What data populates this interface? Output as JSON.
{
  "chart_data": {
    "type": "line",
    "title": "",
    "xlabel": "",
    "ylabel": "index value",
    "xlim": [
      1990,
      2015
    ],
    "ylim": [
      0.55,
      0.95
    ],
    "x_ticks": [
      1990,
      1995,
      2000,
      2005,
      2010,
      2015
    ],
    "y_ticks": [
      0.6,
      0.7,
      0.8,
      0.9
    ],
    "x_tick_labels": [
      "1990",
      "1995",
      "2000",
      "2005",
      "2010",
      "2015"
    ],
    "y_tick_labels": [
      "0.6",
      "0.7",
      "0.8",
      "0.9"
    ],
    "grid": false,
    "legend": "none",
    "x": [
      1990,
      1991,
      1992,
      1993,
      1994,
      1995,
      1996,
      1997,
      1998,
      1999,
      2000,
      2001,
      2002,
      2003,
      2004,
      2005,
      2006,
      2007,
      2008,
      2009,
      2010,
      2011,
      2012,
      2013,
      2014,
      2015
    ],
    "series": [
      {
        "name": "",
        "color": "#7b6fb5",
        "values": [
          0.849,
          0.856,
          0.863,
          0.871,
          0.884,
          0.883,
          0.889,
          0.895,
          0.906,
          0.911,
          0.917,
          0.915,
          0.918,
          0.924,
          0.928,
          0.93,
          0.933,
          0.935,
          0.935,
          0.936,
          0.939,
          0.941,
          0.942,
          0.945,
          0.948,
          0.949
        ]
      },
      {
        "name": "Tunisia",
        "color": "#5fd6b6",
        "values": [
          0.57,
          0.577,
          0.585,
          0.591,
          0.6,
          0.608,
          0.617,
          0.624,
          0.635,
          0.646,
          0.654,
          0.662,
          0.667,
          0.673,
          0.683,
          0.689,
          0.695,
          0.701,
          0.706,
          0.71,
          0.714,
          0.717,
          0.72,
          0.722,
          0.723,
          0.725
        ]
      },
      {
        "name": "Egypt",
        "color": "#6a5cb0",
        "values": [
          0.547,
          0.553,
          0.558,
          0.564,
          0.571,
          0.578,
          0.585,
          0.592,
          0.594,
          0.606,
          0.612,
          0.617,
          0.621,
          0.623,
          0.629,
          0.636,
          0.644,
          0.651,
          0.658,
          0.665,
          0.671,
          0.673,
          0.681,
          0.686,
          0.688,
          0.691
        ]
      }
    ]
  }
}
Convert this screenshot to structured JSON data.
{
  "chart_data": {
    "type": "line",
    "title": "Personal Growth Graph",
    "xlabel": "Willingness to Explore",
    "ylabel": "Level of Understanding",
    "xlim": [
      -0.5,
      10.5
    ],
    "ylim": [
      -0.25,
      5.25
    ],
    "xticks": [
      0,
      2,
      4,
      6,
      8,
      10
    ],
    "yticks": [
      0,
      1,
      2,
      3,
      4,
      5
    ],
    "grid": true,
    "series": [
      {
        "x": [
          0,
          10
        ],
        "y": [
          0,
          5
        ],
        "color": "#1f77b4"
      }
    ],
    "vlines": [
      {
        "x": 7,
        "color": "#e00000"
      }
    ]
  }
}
______
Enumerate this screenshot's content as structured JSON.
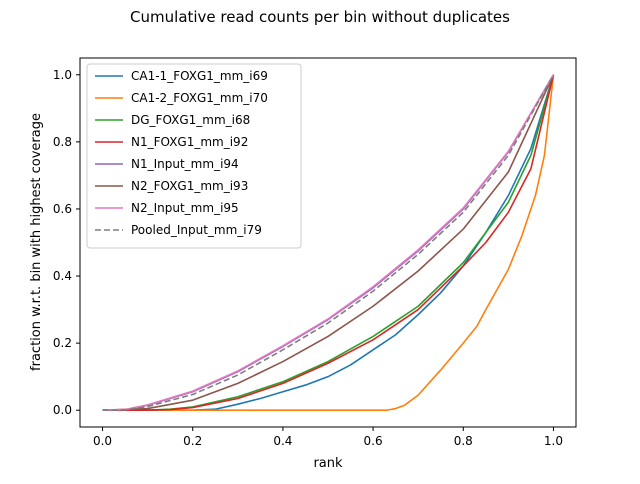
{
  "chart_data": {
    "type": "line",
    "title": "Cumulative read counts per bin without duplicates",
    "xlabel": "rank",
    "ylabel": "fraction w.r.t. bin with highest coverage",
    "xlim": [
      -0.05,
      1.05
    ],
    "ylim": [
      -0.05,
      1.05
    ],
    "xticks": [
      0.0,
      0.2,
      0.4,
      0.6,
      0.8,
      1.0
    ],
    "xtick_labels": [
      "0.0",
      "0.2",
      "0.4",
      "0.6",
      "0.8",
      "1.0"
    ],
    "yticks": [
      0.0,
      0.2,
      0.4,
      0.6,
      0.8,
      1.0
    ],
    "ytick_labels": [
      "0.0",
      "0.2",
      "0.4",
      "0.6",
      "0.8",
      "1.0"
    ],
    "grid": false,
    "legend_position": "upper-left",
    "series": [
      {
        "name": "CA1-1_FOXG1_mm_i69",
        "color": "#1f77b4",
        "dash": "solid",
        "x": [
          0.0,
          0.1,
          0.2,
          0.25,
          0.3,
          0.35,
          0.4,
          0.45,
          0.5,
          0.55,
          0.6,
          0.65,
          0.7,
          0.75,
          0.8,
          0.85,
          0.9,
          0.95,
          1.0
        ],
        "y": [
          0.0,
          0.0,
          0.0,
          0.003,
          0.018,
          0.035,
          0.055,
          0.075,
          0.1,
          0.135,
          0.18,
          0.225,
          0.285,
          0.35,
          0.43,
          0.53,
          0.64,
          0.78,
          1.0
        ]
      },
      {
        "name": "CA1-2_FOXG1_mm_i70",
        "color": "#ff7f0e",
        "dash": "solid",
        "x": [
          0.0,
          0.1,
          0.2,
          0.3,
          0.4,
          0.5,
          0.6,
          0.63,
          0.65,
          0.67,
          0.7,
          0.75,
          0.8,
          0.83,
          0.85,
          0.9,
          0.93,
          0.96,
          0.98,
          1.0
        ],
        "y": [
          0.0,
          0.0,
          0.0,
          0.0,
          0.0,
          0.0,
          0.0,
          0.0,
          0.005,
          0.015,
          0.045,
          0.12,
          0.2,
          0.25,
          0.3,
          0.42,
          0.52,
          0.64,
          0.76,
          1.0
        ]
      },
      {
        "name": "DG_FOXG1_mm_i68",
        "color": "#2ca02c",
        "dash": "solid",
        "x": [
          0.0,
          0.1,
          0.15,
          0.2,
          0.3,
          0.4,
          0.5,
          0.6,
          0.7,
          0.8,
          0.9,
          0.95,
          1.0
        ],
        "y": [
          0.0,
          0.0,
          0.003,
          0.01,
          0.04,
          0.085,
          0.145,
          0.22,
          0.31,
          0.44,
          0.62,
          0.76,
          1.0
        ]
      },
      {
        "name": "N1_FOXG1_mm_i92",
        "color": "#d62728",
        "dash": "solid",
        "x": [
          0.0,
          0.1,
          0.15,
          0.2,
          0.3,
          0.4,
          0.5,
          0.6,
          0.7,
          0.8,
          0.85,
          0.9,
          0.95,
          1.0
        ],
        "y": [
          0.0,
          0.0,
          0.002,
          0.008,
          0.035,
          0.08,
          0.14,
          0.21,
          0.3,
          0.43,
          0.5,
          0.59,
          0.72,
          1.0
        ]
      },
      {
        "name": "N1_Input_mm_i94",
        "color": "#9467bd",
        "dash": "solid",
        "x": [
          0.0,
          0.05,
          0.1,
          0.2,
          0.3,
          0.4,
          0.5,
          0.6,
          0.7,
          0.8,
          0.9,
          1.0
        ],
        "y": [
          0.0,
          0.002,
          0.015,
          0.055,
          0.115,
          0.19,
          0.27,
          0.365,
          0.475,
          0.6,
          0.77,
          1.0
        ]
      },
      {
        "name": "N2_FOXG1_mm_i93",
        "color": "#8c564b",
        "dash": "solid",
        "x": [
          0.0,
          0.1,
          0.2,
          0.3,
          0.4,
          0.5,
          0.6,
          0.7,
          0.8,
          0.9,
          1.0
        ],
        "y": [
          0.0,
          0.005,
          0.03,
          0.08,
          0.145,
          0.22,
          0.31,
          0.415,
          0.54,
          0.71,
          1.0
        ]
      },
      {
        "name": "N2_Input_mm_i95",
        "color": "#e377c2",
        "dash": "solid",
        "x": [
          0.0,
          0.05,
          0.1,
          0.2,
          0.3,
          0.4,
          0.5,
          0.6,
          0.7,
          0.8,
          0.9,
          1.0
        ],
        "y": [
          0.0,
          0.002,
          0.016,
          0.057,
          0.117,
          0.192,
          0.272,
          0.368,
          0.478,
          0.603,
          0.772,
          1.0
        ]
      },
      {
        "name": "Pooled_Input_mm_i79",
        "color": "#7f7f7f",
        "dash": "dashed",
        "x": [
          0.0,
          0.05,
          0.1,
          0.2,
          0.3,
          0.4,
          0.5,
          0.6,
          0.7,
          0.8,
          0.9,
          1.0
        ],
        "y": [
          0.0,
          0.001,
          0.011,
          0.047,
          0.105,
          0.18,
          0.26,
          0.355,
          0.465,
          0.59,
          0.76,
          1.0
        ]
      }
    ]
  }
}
______
_Job:_
Report how many lines in the data include the word "this", and give nothing but the count.

_Written answer:_
3